Your task is to reproduce the material exactly.

* Start STORED DATA *

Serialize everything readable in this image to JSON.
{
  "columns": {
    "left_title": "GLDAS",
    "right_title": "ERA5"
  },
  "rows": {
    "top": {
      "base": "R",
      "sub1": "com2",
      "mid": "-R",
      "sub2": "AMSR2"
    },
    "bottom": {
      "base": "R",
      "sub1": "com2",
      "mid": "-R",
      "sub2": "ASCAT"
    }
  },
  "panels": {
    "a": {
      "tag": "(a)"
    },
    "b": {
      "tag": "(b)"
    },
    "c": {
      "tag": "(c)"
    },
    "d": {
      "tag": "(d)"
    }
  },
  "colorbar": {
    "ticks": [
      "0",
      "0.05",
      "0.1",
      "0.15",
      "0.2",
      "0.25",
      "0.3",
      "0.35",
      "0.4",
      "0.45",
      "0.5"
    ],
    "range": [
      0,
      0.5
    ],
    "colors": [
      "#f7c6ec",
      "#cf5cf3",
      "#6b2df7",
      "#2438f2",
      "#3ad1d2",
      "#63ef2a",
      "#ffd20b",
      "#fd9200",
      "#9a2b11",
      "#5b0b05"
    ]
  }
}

* End STORED DATA *

**TASK OUTPUT**
Serialize everything readable in this image to JSON.
{
  "columns": {
    "left_title": "GLDAS",
    "right_title": "ERA5"
  },
  "rows": {
    "top": {
      "base": "R",
      "sub1": "com2",
      "mid": "-R",
      "sub2": "AMSR2"
    },
    "bottom": {
      "base": "R",
      "sub1": "com2",
      "mid": "-R",
      "sub2": "ASCAT"
    }
  },
  "panels": {
    "a": {
      "tag": "(a)"
    },
    "b": {
      "tag": "(b)"
    },
    "c": {
      "tag": "(c)"
    },
    "d": {
      "tag": "(d)"
    }
  },
  "colorbar": {
    "ticks": [
      "0",
      "0.05",
      "0.1",
      "0.15",
      "0.2",
      "0.25",
      "0.3",
      "0.35",
      "0.4",
      "0.45",
      "0.5"
    ],
    "range": [
      0,
      0.5
    ],
    "colors": [
      "#f7c6ec",
      "#cf5cf3",
      "#6b2df7",
      "#2438f2",
      "#3ad1d2",
      "#63ef2a",
      "#ffd20b",
      "#fd9200",
      "#9a2b11",
      "#5b0b05"
    ]
  }
}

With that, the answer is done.